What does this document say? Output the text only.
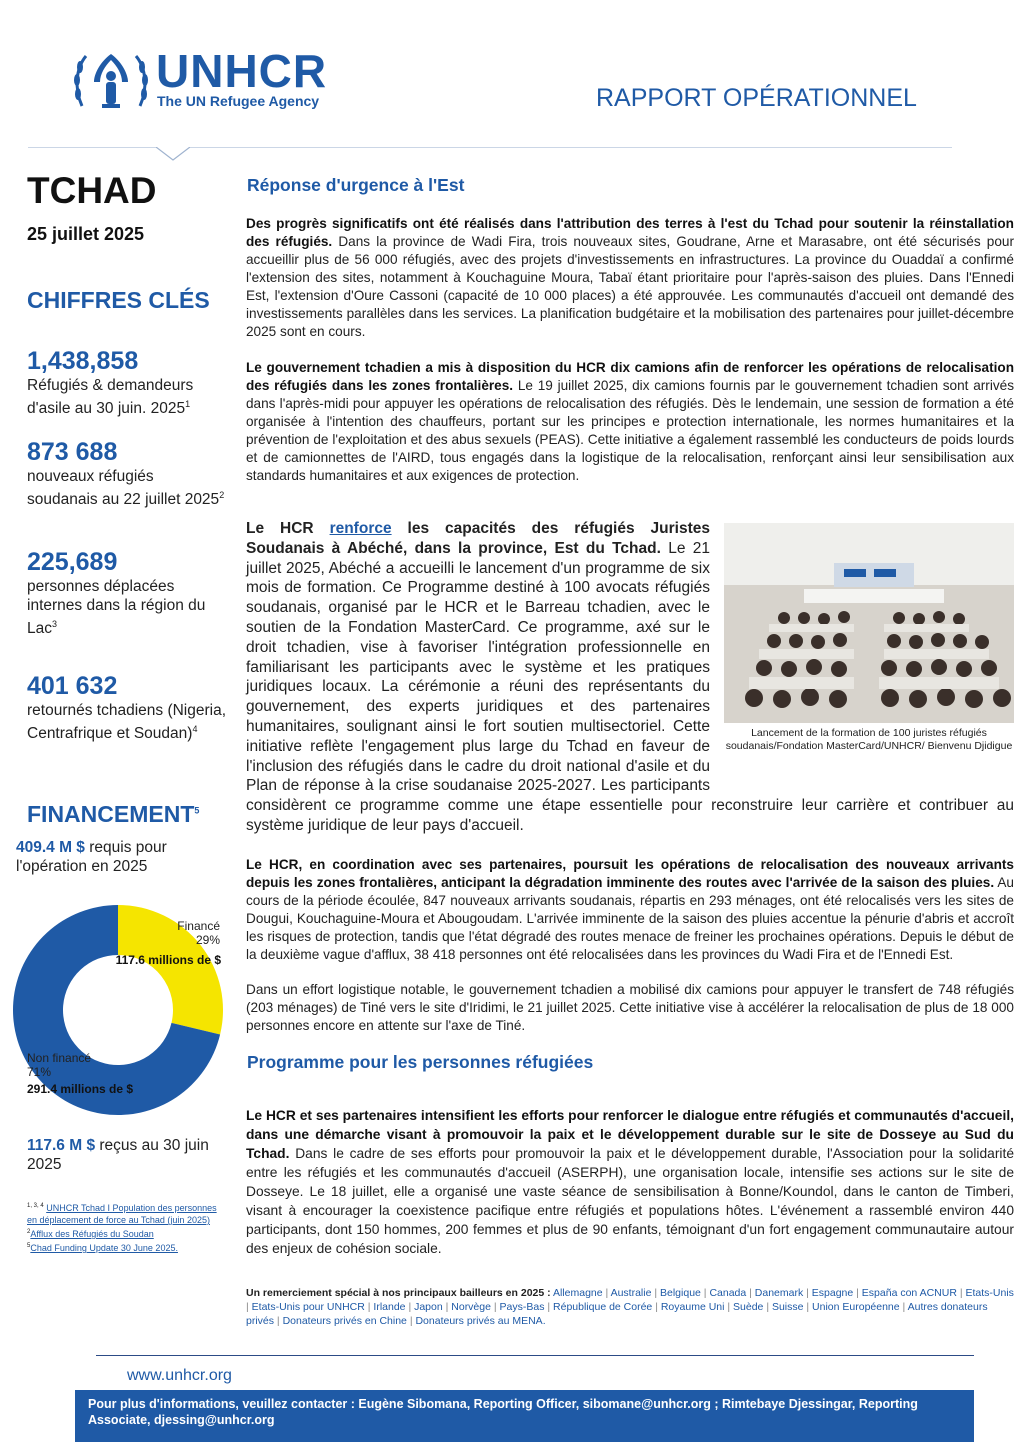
UNHCR
The UN Refugee Agency	RAPPORT OPÉRATIONNEL
TCHAD
25 juillet 2025
CHIFFRES CLÉS
1,438,858
Réfugiés & demandeurs d'asile au 30 juin. 2025$^1$
873 688
nouveaux réfugiés soudanais au 22 juillet 2025$^2$
225,689
personnes déplacées internes dans la région du Lac$^3$
401 632
retournés tchadiens (Nigeria, Centrafrique et Soudan)$^4$
FINANCEMENT$^5$
409.4 M $ requis pour l'opération en 2025
Financé
29%
117.6 millions de $
Non financé
71%
291.4 millions de $
117.6 M $ reçus au 30 juin 2025
$^{1, 3, 4}$ UNHCR Tchad I Population des personnes en déplacement de force au Tchad (juin 2025)
$^2$Afflux des Réfugiés du Soudan
$^5$Chad Funding Update 30 June 2025.
Réponse d'urgence à l'Est
Des progrès significatifs ont été réalisés dans l'attribution des terres à l'est du Tchad pour soutenir la réinstallation des réfugiés. Dans la province de Wadi Fira, trois nouveaux sites, Goudrane, Arne et Marasabre, ont été sécurisés pour accueillir plus de 56 000 réfugiés, avec des projets d'investissements en infrastructures. La province du Ouaddaï a confirmé l'extension des sites, notamment à Kouchaguine Moura, Tabaï étant prioritaire pour l'après-saison des pluies. Dans l'Ennedi Est, l'extension d'Oure Cassoni (capacité de 10 000 places) a été approuvée. Les communautés d'accueil ont demandé des investissements parallèles dans les services. La planification budgétaire et la mobilisation des partenaires pour juillet-décembre 2025 sont en cours.
Le gouvernement tchadien a mis à disposition du HCR dix camions afin de renforcer les opérations de relocalisation des réfugiés dans les zones frontalières. Le 19 juillet 2025, dix camions fournis par le gouvernement tchadien sont arrivés dans l'après-midi pour appuyer les opérations de relocalisation des réfugiés. Dès le lendemain, une session de formation a été organisée à l'intention des chauffeurs, portant sur les principes e protection internationale, les normes humanitaires et la prévention de l'exploitation et des abus sexuels (PEAS). Cette initiative a également rassemblé les conducteurs de poids lourds et de camionnettes de l'AIRD, tous engagés dans la logistique de la relocalisation, renforçant ainsi leur sensibilisation aux standards humanitaires et aux exigences de protection.
Lancement de la formation de 100 juristes réfugiés soudanais/Fondation MasterCard/UNHCR/ Bienvenu Djidigue
Le HCR renforce les capacités des réfugiés Juristes Soudanais à Abéché, dans la province, Est du Tchad. Le 21 juillet 2025, Abéché a accueilli le lancement d'un programme de six mois de formation. Ce Programme destiné à 100 avocats réfugiés soudanais, organisé par le HCR et le Barreau tchadien, avec le soutien de la Fondation MasterCard. Ce programme, axé sur le droit tchadien, vise à favoriser l'intégration professionnelle en familiarisant les participants avec le système et les pratiques juridiques locaux. La cérémonie a réuni des représentants du gouvernement, des experts juridiques et des partenaires humanitaires, soulignant ainsi le fort soutien multisectoriel. Cette initiative reflète l'engagement plus large du Tchad en faveur de l'inclusion des réfugiés dans le cadre du droit national d'asile et du Plan de réponse à la crise soudanaise 2025-2027. Les participants considèrent ce programme comme une étape essentielle pour reconstruire leur carrière et contribuer au système juridique de leur pays d'accueil.
Le HCR, en coordination avec ses partenaires, poursuit les opérations de relocalisation des nouveaux arrivants depuis les zones frontalières, anticipant la dégradation imminente des routes avec l'arrivée de la saison des pluies. Au cours de la période écoulée, 847 nouveaux arrivants soudanais, répartis en 293 ménages, ont été relocalisés vers les sites de Dougui, Kouchaguine-Moura et Abougoudam. L'arrivée imminente de la saison des pluies accentue la pénurie d'abris et accroît les risques de protection, tandis que l'état dégradé des routes menace de freiner les prochaines opérations. Depuis le début de la deuxième vague d'afflux, 38 418 personnes ont été relocalisées dans les provinces du Wadi Fira et de l'Ennedi Est.
Dans un effort logistique notable, le gouvernement tchadien a mobilisé dix camions pour appuyer le transfert de 748 réfugiés (203 ménages) de Tiné vers le site d'Iridimi, le 21 juillet 2025. Cette initiative vise à accélérer la relocalisation de plus de 18 000 personnes encore en attente sur l'axe de Tiné.
Programme pour les personnes réfugiées
Le HCR et ses partenaires intensifient les efforts pour renforcer le dialogue entre réfugiés et communautés d'accueil, dans une démarche visant à promouvoir la paix et le développement durable sur le site de Dosseye au Sud du Tchad. Dans le cadre de ses efforts pour promouvoir la paix et le développement durable, l'Association pour la solidarité entre les réfugiés et les communautés d'accueil (ASERPH), une organisation locale, intensifie ses actions sur le site de Dosseye. Le 18 juillet, elle a organisé une vaste séance de sensibilisation à Bonne/Koundol, dans le canton de Timberi, visant à encourager la coexistence pacifique entre réfugiés et populations hôtes. L'événement a rassemblé environ 440 participants, dont 150 hommes, 200 femmes et plus de 90 enfants, témoignant d'un fort engagement communautaire autour des enjeux de cohésion sociale.
Un remerciement spécial à nos principaux bailleurs en 2025 : Allemagne | Australie | Belgique | Canada | Danemark | Espagne | España con ACNUR | Etats-Unis | Etats-Unis pour UNHCR | Irlande | Japon | Norvège | Pays-Bas | République de Corée | Royaume Uni | Suède | Suisse | Union Européenne | Autres donateurs privés | Donateurs privés en Chine | Donateurs privés au MENA.
www.unhcr.org
Pour plus d'informations, veuillez contacter : Eugène Sibomana, Reporting Officer, sibomane@unhcr.org ; Rimtebaye Djessingar, Reporting Associate, djessing@unhcr.org
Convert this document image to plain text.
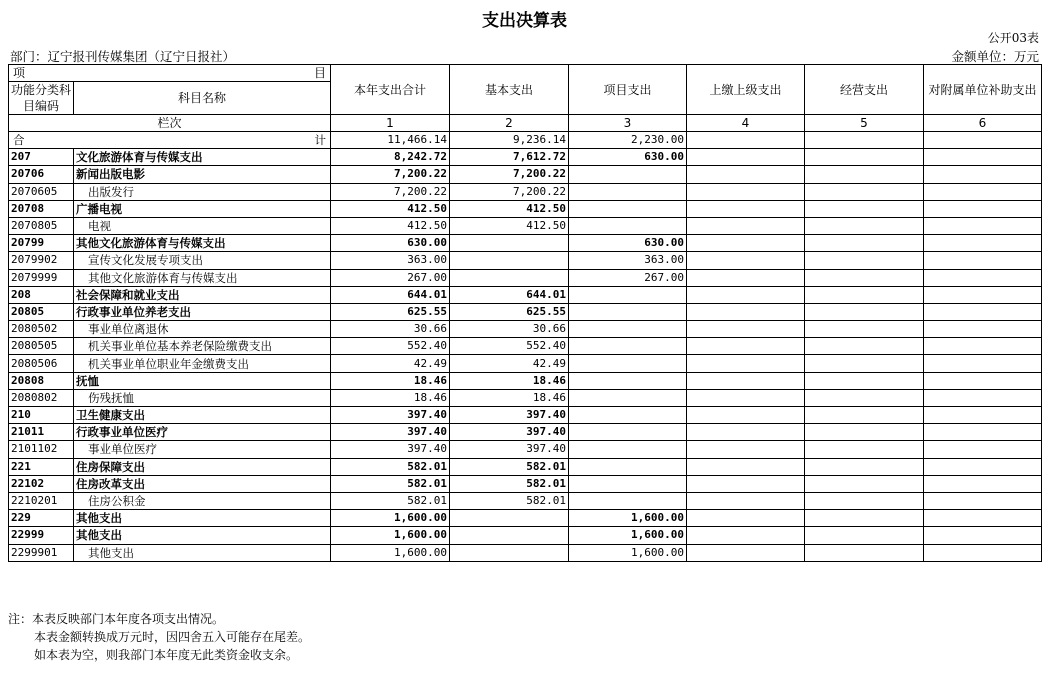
支出决算表
公开03表
部门：辽宁报刊传媒集团（辽宁日报社）	金额单位：万元
项 目		本年支出合计	基本支出	项目支出	上缴上级支出	经营支出	对附属单位补助支出
功能分类科目编码	科目名称						

栏次		1	2	3	4	5	6

合 计		11,466.14	9,236.14	2,230.00			
207	文化旅游体育与传媒支出	8,242.72	7,612.72	630.00			
20706	新闻出版电影	7,200.22	7,200.22				
2070605	出版发行	7,200.22	7,200.22				
20708	广播电视	412.50	412.50				
2070805	电视	412.50	412.50				
20799	其他文化旅游体育与传媒支出	630.00		630.00			
2079902	宣传文化发展专项支出	363.00		363.00			
2079999	其他文化旅游体育与传媒支出	267.00		267.00			
208	社会保障和就业支出	644.01	644.01				
20805	行政事业单位养老支出	625.55	625.55				
2080502	事业单位离退休	30.66	30.66				
2080505	机关事业单位基本养老保险缴费支出	552.40	552.40				
2080506	机关事业单位职业年金缴费支出	42.49	42.49				
20808	抚恤	18.46	18.46				
2080802	伤残抚恤	18.46	18.46				
210	卫生健康支出	397.40	397.40				
21011	行政事业单位医疗	397.40	397.40				
2101102	事业单位医疗	397.40	397.40				
221	住房保障支出	582.01	582.01				
22102	住房改革支出	582.01	582.01				
2210201	住房公积金	582.01	582.01				
229	其他支出	1,600.00		1,600.00			
22999	其他支出	1,600.00		1,600.00			
2299901	其他支出	1,600.00		1,600.00			
注：本表反映部门本年度各项支出情况。
本表金额转换成万元时，因四舍五入可能存在尾差。
如本表为空，则我部门本年度无此类资金收支余。
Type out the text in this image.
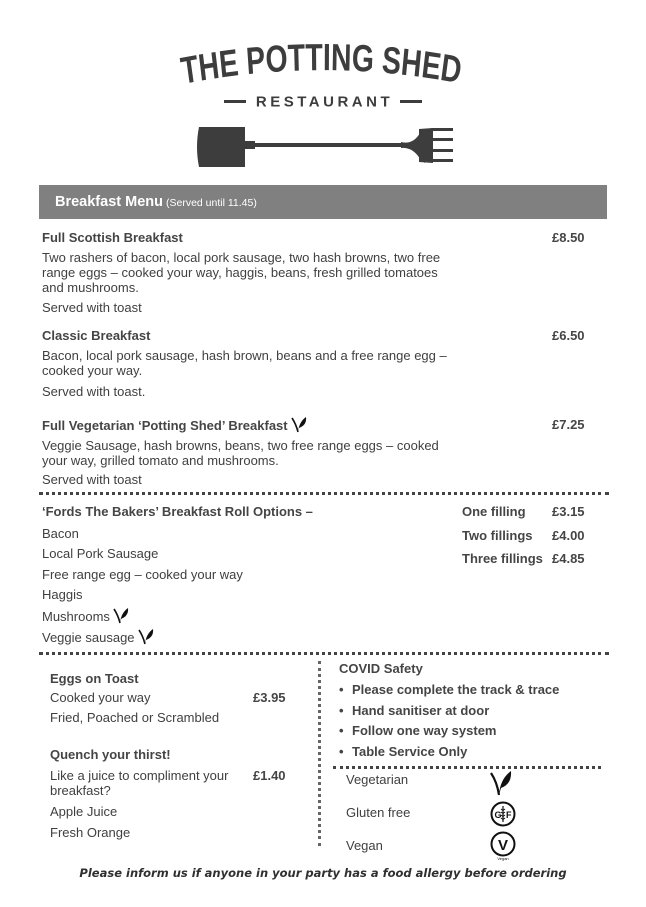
THE POTTING SHED
RESTAURANT
Breakfast Menu (Served until 11.45)
Full Scottish Breakfast	£8.50
Two rashers of bacon, local pork sausage, two hash browns, two free
range eggs – cooked your way, haggis, beans, fresh grilled tomatoes
and mushrooms.
Served with toast
Classic Breakfast	£6.50
Bacon, local pork sausage, hash brown, beans and a free range egg –
cooked your way.
Served with toast.
Full Vegetarian ‘Potting Shed’ Breakfast	£7.25
Veggie Sausage, hash browns, beans, two free range eggs – cooked
your way, grilled tomato and mushrooms.
Served with toast
‘Fords The Bakers’ Breakfast Roll Options –
Bacon
Local Pork Sausage
Free range egg – cooked your way
Haggis
Mushrooms
Veggie sausage
One filling £3.15
Two fillings £4.00
Three fillings £4.85
Eggs on Toast
Cooked your way	£3.95
Fried, Poached or Scrambled
Quench your thirst!
Like a juice to compliment your
breakfast?
£1.40
Apple Juice
Fresh Orange
COVID Safety
• Please complete the track & trace
• Hand sanitiser at door
• Follow one way system
• Table Service Only
Vegetarian
Gluten free	G F
Vegan	V
Vegan
Please inform us if anyone in your party has a food allergy before ordering
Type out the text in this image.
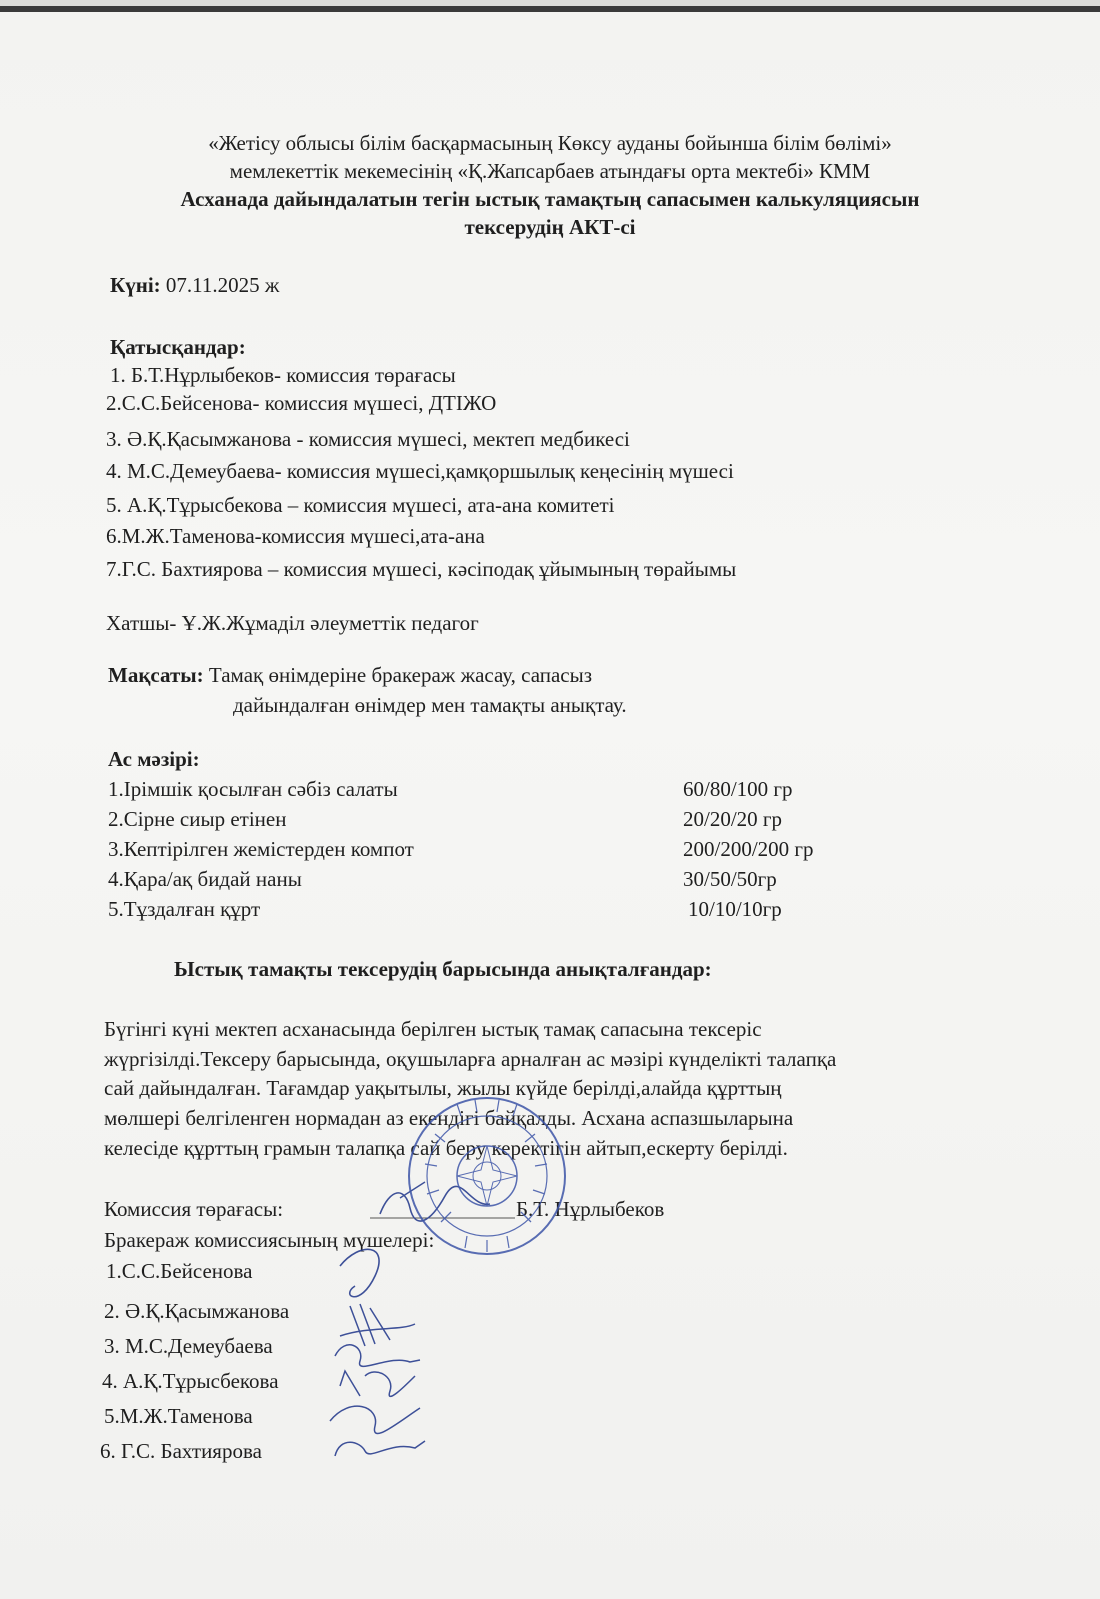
«Жетісу облысы білім басқармасының Көксу ауданы бойынша білім бөлімі»
мемлекеттік мекемесінің «Қ.Жапсарбаев атындағы орта мектебі» КММ
Асханада дайындалатын тегін ыстық тамақтың сапасымен калькуляциясын
тексерудің АКТ-сі
Күні: 07.11.2025 ж
Қатысқандар:
1. Б.Т.Нұрлыбеков- комиссия төрағасы
2.С.С.Бейсенова- комиссия мүшесі, ДТІЖО
3. Ә.Қ.Қасымжанова - комиссия мүшесі, мектеп медбикесі
4. М.С.Демеубаева- комиссия мүшесі,қамқоршылық кеңесінің мүшесі
5. А.Қ.Тұрысбекова – комиссия мүшесі, ата-ана комитеті
6.М.Ж.Таменова-комиссия мүшесі,ата-ана
7.Г.С. Бахтиярова – комиссия мүшесі, кәсіподақ ұйымының төрайымы
Хатшы- Ұ.Ж.Жұмаділ әлеуметтік педагог
Мақсаты: Тамақ өнімдеріне бракераж жасау, сапасыз
дайындалған өнімдер мен тамақты анықтау.
Ас мәзірі:
1.Ірімшік қосылған сәбіз салаты	60/80/100 гр
2.Сірне сиыр етінен	20/20/20 гр
3.Кептірілген жемістерден компот	200/200/200 гр
4.Қара/ақ бидай наны	30/50/50гр
5.Тұздалған құрт	10/10/10гр
Ыстық тамақты тексерудің барысында анықталғандар:
Бүгінгі күні мектеп асханасында берілген ыстық тамақ сапасына тексеріс
жүргізілді.Тексеру барысында, оқушыларға арналған ас мәзірі күнделікті талапқа
сай дайындалған. Тағамдар уақытылы, жылы күйде берілді,алайда құрттың
мөлшері белгіленген нормадан аз екендігі байқалды. Асхана аспазшыларына
келесіде құрттың грамын талапқа сай беру керектігін айтып,ескерту берілді.
Комиссия төрағасы:	Б.Т. Нұрлыбеков
Бракераж комиссиясының мүшелері:
1.С.С.Бейсенова
2. Ә.Қ.Қасымжанова
3. М.С.Демеубаева
4. А.Қ.Тұрысбекова
5.М.Ж.Таменова
6. Г.С. Бахтиярова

==========

Work to be completed: Work through the data and report how many of its lines hold the word "Таменова", giving only the figure.

Expected output: 2